WHAT TO PRODUCE -> Write the entries out again exactly as they stand, but without the pictures.
** START OF DATASET EXCERPTS **
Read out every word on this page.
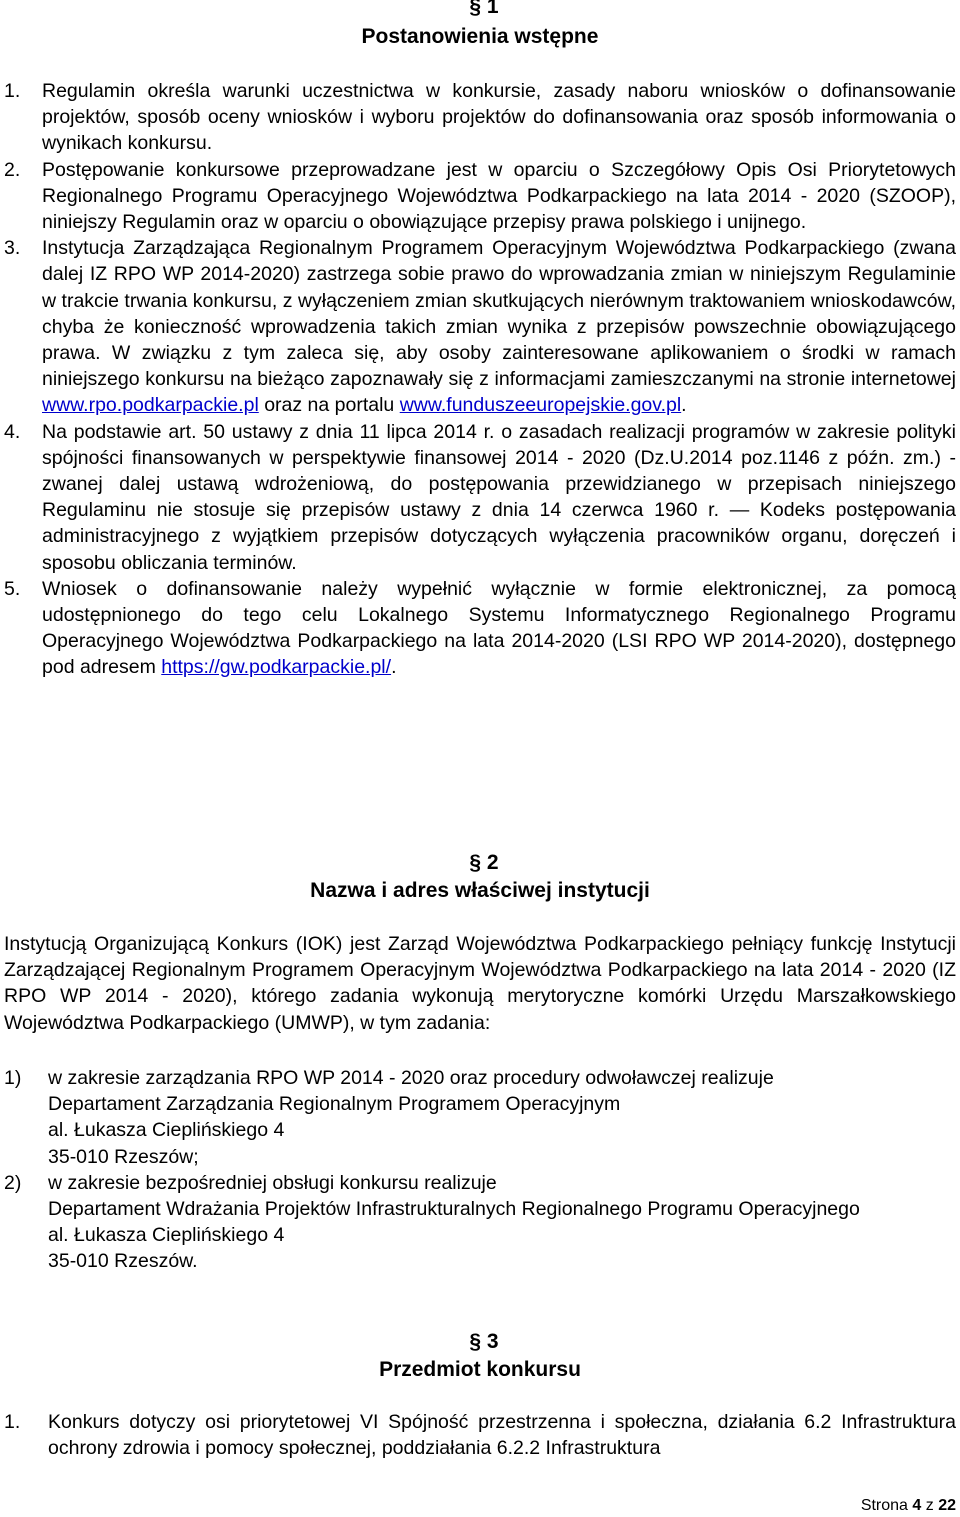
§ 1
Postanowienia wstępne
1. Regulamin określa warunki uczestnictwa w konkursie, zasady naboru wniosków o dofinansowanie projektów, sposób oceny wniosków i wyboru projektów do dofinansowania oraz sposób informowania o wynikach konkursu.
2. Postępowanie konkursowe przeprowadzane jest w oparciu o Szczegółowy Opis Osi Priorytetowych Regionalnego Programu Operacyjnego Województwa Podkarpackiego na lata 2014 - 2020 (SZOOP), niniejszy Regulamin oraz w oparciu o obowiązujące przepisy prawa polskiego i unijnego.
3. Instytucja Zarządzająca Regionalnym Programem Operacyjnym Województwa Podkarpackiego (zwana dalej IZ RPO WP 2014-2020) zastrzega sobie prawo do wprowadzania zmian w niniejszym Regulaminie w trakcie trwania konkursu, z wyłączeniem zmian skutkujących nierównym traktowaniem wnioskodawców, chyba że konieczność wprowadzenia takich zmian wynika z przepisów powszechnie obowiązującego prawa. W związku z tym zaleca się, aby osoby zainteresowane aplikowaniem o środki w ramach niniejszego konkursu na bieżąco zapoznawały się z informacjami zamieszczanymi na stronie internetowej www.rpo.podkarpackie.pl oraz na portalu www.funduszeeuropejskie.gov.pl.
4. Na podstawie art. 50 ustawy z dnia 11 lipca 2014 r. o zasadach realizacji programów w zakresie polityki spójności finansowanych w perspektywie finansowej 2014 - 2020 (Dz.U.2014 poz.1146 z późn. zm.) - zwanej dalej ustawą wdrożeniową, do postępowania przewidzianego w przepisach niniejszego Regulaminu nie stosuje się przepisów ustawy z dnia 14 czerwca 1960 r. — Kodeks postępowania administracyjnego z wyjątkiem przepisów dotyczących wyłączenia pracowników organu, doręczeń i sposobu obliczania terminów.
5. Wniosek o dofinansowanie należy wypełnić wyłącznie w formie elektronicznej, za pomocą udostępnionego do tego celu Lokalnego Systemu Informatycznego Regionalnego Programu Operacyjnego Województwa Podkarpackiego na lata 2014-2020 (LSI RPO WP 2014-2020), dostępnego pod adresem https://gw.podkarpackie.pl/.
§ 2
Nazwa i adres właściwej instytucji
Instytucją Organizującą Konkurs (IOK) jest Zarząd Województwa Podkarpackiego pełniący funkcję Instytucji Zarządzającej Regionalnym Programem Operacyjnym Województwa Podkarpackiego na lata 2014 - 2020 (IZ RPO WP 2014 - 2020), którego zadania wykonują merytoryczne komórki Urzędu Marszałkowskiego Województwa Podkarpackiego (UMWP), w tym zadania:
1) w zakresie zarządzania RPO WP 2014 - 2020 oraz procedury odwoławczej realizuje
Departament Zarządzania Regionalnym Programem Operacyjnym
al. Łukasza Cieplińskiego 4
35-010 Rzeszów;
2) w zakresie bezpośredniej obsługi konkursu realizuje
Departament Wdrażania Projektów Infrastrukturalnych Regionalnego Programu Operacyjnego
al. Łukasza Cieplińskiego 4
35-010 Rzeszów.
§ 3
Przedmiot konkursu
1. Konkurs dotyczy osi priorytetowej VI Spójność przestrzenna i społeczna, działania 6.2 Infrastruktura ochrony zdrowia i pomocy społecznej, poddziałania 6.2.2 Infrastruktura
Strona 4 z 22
** END OF DATASET EXCERPTS **
EXERCISE OUTPUT ->
Read out every word on this page.
§ 1
Postanowienia wstępne
1. Regulamin określa warunki uczestnictwa w konkursie, zasady naboru wniosków o dofinansowanie projektów, sposób oceny wniosków i wyboru projektów do dofinansowania oraz sposób informowania o wynikach konkursu.
2. Postępowanie konkursowe przeprowadzane jest w oparciu o Szczegółowy Opis Osi Priorytetowych Regionalnego Programu Operacyjnego Województwa Podkarpackiego na lata 2014 - 2020 (SZOOP), niniejszy Regulamin oraz w oparciu o obowiązujące przepisy prawa polskiego i unijnego.
3. Instytucja Zarządzająca Regionalnym Programem Operacyjnym Województwa Podkarpackiego (zwana dalej IZ RPO WP 2014-2020) zastrzega sobie prawo do wprowadzania zmian w niniejszym Regulaminie w trakcie trwania konkursu, z wyłączeniem zmian skutkujących nierównym traktowaniem wnioskodawców, chyba że konieczność wprowadzenia takich zmian wynika z przepisów powszechnie obowiązującego prawa. W związku z tym zaleca się, aby osoby zainteresowane aplikowaniem o środki w ramach niniejszego konkursu na bieżąco zapoznawały się z informacjami zamieszczanymi na stronie internetowej www.rpo.podkarpackie.pl oraz na portalu www.funduszeeuropejskie.gov.pl.
4. Na podstawie art. 50 ustawy z dnia 11 lipca 2014 r. o zasadach realizacji programów w zakresie polityki spójności finansowanych w perspektywie finansowej 2014 - 2020 (Dz.U.2014 poz.1146 z późn. zm.) - zwanej dalej ustawą wdrożeniową, do postępowania przewidzianego w przepisach niniejszego Regulaminu nie stosuje się przepisów ustawy z dnia 14 czerwca 1960 r. — Kodeks postępowania administracyjnego z wyjątkiem przepisów dotyczących wyłączenia pracowników organu, doręczeń i sposobu obliczania terminów.
5. Wniosek o dofinansowanie należy wypełnić wyłącznie w formie elektronicznej, za pomocą udostępnionego do tego celu Lokalnego Systemu Informatycznego Regionalnego Programu Operacyjnego Województwa Podkarpackiego na lata 2014-2020 (LSI RPO WP 2014-2020), dostępnego pod adresem https://gw.podkarpackie.pl/.
§ 2
Nazwa i adres właściwej instytucji
Instytucją Organizującą Konkurs (IOK) jest Zarząd Województwa Podkarpackiego pełniący funkcję Instytucji Zarządzającej Regionalnym Programem Operacyjnym Województwa Podkarpackiego na lata 2014 - 2020 (IZ RPO WP 2014 - 2020), którego zadania wykonują merytoryczne komórki Urzędu Marszałkowskiego Województwa Podkarpackiego (UMWP), w tym zadania:
1) w zakresie zarządzania RPO WP 2014 - 2020 oraz procedury odwoławczej realizuje
Departament Zarządzania Regionalnym Programem Operacyjnym
al. Łukasza Cieplińskiego 4
35-010 Rzeszów;
2) w zakresie bezpośredniej obsługi konkursu realizuje
Departament Wdrażania Projektów Infrastrukturalnych Regionalnego Programu Operacyjnego
al. Łukasza Cieplińskiego 4
35-010 Rzeszów.
§ 3
Przedmiot konkursu
1. Konkurs dotyczy osi priorytetowej VI Spójność przestrzenna i społeczna, działania 6.2 Infrastruktura ochrony zdrowia i pomocy społecznej, poddziałania 6.2.2 Infrastruktura
Strona 4 z 22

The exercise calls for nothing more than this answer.